## PROMPT
Reproduce each line from the records that holds "متقاضی".

## TASK DATA
--*--

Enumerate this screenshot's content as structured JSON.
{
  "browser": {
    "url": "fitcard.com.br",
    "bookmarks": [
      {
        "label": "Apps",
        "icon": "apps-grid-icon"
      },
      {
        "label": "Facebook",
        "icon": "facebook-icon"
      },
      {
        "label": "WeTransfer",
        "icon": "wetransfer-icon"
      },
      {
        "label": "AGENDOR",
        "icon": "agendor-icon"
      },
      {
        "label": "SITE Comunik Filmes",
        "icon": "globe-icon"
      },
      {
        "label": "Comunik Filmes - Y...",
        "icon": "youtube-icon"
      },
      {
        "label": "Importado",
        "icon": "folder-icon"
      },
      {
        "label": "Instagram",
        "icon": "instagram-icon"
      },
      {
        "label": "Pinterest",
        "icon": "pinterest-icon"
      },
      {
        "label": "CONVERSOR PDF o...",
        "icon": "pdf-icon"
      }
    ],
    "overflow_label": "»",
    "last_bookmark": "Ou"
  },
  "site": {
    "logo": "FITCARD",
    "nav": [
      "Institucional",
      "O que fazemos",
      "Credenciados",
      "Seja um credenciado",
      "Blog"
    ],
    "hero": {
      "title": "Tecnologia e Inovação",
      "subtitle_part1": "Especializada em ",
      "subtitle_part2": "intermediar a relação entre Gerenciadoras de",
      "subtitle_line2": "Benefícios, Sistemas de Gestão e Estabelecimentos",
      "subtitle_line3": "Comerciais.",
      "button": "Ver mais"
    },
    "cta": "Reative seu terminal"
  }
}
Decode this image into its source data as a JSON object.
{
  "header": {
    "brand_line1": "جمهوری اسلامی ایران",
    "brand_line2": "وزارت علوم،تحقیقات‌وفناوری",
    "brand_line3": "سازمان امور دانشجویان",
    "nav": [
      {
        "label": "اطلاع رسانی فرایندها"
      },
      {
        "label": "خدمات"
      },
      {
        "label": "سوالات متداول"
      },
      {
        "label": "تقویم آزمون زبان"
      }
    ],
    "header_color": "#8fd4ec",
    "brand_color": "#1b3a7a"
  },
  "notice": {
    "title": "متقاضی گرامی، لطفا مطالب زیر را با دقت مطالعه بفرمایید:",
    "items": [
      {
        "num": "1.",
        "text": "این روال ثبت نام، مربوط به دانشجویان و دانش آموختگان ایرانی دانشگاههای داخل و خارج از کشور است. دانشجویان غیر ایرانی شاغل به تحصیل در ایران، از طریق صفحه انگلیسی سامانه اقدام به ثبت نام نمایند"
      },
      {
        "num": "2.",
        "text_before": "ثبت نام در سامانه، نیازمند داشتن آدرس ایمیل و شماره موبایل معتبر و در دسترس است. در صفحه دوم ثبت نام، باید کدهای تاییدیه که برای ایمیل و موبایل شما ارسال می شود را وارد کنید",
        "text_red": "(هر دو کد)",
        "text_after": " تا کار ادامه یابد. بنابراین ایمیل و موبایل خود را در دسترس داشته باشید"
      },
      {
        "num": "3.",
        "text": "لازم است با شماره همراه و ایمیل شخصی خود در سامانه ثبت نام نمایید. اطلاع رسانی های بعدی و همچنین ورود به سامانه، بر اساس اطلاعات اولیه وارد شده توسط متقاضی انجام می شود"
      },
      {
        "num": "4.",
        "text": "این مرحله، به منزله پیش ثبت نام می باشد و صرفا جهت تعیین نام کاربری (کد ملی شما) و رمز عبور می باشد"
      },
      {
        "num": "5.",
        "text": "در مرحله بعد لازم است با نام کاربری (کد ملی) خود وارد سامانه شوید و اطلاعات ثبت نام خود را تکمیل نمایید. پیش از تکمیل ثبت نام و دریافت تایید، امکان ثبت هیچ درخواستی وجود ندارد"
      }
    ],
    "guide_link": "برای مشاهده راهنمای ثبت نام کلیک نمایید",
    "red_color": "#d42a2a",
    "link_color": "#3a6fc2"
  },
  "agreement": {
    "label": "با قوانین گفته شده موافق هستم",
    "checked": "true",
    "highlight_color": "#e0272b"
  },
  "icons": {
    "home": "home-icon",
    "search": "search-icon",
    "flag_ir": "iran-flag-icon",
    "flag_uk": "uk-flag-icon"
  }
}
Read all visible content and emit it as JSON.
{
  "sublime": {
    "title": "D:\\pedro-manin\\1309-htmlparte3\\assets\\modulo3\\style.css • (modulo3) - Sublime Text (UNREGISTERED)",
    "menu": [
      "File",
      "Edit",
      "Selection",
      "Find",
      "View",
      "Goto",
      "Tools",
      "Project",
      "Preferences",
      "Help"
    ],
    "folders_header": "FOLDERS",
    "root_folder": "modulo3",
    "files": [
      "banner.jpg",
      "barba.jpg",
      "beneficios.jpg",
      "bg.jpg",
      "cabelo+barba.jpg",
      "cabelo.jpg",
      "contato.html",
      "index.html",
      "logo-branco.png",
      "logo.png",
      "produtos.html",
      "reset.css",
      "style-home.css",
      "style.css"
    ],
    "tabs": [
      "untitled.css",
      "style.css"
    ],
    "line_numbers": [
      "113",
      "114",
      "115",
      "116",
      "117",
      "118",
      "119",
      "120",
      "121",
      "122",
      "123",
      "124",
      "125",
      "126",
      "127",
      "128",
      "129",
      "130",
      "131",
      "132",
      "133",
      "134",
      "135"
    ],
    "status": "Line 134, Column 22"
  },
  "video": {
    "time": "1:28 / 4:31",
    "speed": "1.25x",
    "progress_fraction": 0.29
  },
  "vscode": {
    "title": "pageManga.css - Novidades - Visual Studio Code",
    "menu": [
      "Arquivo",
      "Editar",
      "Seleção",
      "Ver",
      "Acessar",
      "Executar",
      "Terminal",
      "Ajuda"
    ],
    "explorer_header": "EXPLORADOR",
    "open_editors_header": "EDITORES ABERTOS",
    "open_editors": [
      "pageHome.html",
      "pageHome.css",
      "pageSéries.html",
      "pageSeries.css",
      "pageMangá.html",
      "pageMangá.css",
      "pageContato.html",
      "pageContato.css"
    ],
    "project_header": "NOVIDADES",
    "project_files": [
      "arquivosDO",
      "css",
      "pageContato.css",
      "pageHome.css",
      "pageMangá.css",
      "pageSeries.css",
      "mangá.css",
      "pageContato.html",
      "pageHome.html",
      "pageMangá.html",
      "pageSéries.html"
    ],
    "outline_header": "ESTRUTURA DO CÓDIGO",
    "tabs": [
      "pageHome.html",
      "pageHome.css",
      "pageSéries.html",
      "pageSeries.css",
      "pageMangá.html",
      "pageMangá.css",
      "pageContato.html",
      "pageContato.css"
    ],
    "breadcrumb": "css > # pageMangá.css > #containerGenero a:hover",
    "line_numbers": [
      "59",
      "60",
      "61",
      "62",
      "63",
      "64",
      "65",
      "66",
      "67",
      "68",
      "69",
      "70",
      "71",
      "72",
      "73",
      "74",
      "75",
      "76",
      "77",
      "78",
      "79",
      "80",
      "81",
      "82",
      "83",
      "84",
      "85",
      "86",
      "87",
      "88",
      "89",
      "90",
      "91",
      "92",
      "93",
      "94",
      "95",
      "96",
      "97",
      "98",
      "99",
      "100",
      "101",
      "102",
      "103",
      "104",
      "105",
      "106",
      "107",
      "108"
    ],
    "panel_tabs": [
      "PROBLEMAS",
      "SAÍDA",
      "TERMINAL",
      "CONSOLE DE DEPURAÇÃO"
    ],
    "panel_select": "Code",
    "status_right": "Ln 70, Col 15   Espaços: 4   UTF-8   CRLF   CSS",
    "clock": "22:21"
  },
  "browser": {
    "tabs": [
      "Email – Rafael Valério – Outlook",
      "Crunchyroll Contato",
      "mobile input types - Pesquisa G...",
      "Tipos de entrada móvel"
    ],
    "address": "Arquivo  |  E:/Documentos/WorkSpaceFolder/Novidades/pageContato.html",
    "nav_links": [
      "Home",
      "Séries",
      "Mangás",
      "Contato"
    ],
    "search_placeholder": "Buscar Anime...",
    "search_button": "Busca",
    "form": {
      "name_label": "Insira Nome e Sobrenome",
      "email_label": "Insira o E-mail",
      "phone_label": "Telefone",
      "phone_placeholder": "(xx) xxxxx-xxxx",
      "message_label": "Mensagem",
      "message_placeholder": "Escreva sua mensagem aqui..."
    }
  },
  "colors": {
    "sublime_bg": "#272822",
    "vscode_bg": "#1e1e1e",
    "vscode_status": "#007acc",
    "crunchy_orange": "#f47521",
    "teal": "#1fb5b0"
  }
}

--*--

## EXERCISE SOLUTION
    "title": "متقاضی گرامی، لطفا مطالب زیر را با دقت مطالعه بفرمایید:",
        "text": "لازم است با شماره همراه و ایمیل شخصی خود در سامانه ثبت نام نمایید. اطلاع رسانی های بعدی و همچنین ورود به سامانه، بر اساس اطلاعات اولیه وارد شده توسط متقاضی انجام می شود"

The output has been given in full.